▶ **What is needed**: Copy all of the records below verbatim.

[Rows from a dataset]

──────

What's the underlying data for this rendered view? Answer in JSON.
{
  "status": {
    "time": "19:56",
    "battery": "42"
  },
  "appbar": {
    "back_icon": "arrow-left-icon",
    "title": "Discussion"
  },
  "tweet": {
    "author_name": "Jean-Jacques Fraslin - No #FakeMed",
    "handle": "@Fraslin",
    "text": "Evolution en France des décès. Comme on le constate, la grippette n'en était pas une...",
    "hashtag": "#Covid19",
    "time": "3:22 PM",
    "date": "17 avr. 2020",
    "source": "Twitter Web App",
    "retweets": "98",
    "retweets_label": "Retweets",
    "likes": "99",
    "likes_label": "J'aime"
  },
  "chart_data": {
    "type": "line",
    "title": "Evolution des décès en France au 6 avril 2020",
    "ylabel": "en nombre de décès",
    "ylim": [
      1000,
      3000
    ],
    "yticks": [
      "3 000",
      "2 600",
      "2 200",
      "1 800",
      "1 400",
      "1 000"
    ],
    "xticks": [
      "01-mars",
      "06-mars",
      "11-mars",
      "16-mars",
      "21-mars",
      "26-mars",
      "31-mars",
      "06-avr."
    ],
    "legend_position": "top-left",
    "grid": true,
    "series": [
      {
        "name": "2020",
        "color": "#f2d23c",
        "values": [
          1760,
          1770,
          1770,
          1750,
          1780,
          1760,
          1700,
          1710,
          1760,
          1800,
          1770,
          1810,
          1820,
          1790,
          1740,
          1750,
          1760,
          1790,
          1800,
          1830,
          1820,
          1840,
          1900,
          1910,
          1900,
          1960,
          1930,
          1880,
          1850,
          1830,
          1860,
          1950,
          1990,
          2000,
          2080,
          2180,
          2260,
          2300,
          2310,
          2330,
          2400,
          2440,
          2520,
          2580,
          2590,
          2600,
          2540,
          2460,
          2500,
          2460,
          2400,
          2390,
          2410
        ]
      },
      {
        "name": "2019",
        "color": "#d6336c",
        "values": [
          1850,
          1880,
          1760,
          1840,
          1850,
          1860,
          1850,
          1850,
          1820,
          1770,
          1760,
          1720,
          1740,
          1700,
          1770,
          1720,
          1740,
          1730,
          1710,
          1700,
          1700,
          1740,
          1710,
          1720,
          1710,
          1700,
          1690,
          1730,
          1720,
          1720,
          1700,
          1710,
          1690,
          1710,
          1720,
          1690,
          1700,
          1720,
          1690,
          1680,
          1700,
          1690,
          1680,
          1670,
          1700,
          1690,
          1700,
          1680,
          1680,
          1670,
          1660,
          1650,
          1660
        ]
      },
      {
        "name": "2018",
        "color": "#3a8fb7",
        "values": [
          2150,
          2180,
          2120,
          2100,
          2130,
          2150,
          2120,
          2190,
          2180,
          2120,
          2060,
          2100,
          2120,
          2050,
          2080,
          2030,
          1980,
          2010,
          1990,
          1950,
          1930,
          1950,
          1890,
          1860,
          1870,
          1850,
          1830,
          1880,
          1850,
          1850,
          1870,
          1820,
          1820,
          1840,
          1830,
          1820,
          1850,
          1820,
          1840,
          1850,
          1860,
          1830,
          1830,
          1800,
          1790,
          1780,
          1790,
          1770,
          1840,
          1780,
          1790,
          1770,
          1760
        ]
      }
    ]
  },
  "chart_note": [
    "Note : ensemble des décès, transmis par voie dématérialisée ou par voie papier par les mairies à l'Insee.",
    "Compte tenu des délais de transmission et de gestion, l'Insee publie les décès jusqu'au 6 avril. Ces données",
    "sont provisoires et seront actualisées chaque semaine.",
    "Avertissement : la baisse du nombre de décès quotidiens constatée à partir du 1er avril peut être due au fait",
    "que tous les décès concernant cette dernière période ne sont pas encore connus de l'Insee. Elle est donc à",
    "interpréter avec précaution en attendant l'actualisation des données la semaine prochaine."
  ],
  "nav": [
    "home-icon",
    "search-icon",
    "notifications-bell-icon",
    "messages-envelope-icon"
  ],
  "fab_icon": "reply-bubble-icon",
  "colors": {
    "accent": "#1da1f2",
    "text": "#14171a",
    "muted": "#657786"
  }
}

──────

▶ **Solution below**:
What's the underlying data for this rendered view? Answer in JSON.
{
  "status": {
    "time": "19:56",
    "battery": "42"
  },
  "appbar": {
    "back_icon": "arrow-left-icon",
    "title": "Discussion"
  },
  "tweet": {
    "author_name": "Jean-Jacques Fraslin - No #FakeMed",
    "handle": "@Fraslin",
    "text": "Evolution en France des décès. Comme on le constate, la grippette n'en était pas une...",
    "hashtag": "#Covid19",
    "time": "3:22 PM",
    "date": "17 avr. 2020",
    "source": "Twitter Web App",
    "retweets": "98",
    "retweets_label": "Retweets",
    "likes": "99",
    "likes_label": "J'aime"
  },
  "chart_data": {
    "type": "line",
    "title": "Evolution des décès en France au 6 avril 2020",
    "ylabel": "en nombre de décès",
    "ylim": [
      1000,
      3000
    ],
    "yticks": [
      "3 000",
      "2 600",
      "2 200",
      "1 800",
      "1 400",
      "1 000"
    ],
    "xticks": [
      "01-mars",
      "06-mars",
      "11-mars",
      "16-mars",
      "21-mars",
      "26-mars",
      "31-mars",
      "06-avr."
    ],
    "legend_position": "top-left",
    "grid": true,
    "series": [
      {
        "name": "2020",
        "color": "#f2d23c",
        "values": [
          1760,
          1770,
          1770,
          1750,
          1780,
          1760,
          1700,
          1710,
          1760,
          1800,
          1770,
          1810,
          1820,
          1790,
          1740,
          1750,
          1760,
          1790,
          1800,
          1830,
          1820,
          1840,
          1900,
          1910,
          1900,
          1960,
          1930,
          1880,
          1850,
          1830,
          1860,
          1950,
          1990,
          2000,
          2080,
          2180,
          2260,
          2300,
          2310,
          2330,
          2400,
          2440,
          2520,
          2580,
          2590,
          2600,
          2540,
          2460,
          2500,
          2460,
          2400,
          2390,
          2410
        ]
      },
      {
        "name": "2019",
        "color": "#d6336c",
        "values": [
          1850,
          1880,
          1760,
          1840,
          1850,
          1860,
          1850,
          1850,
          1820,
          1770,
          1760,
          1720,
          1740,
          1700,
          1770,
          1720,
          1740,
          1730,
          1710,
          1700,
          1700,
          1740,
          1710,
          1720,
          1710,
          1700,
          1690,
          1730,
          1720,
          1720,
          1700,
          1710,
          1690,
          1710,
          1720,
          1690,
          1700,
          1720,
          1690,
          1680,
          1700,
          1690,
          1680,
          1670,
          1700,
          1690,
          1700,
          1680,
          1680,
          1670,
          1660,
          1650,
          1660
        ]
      },
      {
        "name": "2018",
        "color": "#3a8fb7",
        "values": [
          2150,
          2180,
          2120,
          2100,
          2130,
          2150,
          2120,
          2190,
          2180,
          2120,
          2060,
          2100,
          2120,
          2050,
          2080,
          2030,
          1980,
          2010,
          1990,
          1950,
          1930,
          1950,
          1890,
          1860,
          1870,
          1850,
          1830,
          1880,
          1850,
          1850,
          1870,
          1820,
          1820,
          1840,
          1830,
          1820,
          1850,
          1820,
          1840,
          1850,
          1860,
          1830,
          1830,
          1800,
          1790,
          1780,
          1790,
          1770,
          1840,
          1780,
          1790,
          1770,
          1760
        ]
      }
    ]
  },
  "chart_note": [
    "Note : ensemble des décès, transmis par voie dématérialisée ou par voie papier par les mairies à l'Insee.",
    "Compte tenu des délais de transmission et de gestion, l'Insee publie les décès jusqu'au 6 avril. Ces données",
    "sont provisoires et seront actualisées chaque semaine.",
    "Avertissement : la baisse du nombre de décès quotidiens constatée à partir du 1er avril peut être due au fait",
    "que tous les décès concernant cette dernière période ne sont pas encore connus de l'Insee. Elle est donc à",
    "interpréter avec précaution en attendant l'actualisation des données la semaine prochaine."
  ],
  "nav": [
    "home-icon",
    "search-icon",
    "notifications-bell-icon",
    "messages-envelope-icon"
  ],
  "fab_icon": "reply-bubble-icon",
  "colors": {
    "accent": "#1da1f2",
    "text": "#14171a",
    "muted": "#657786"
  }
}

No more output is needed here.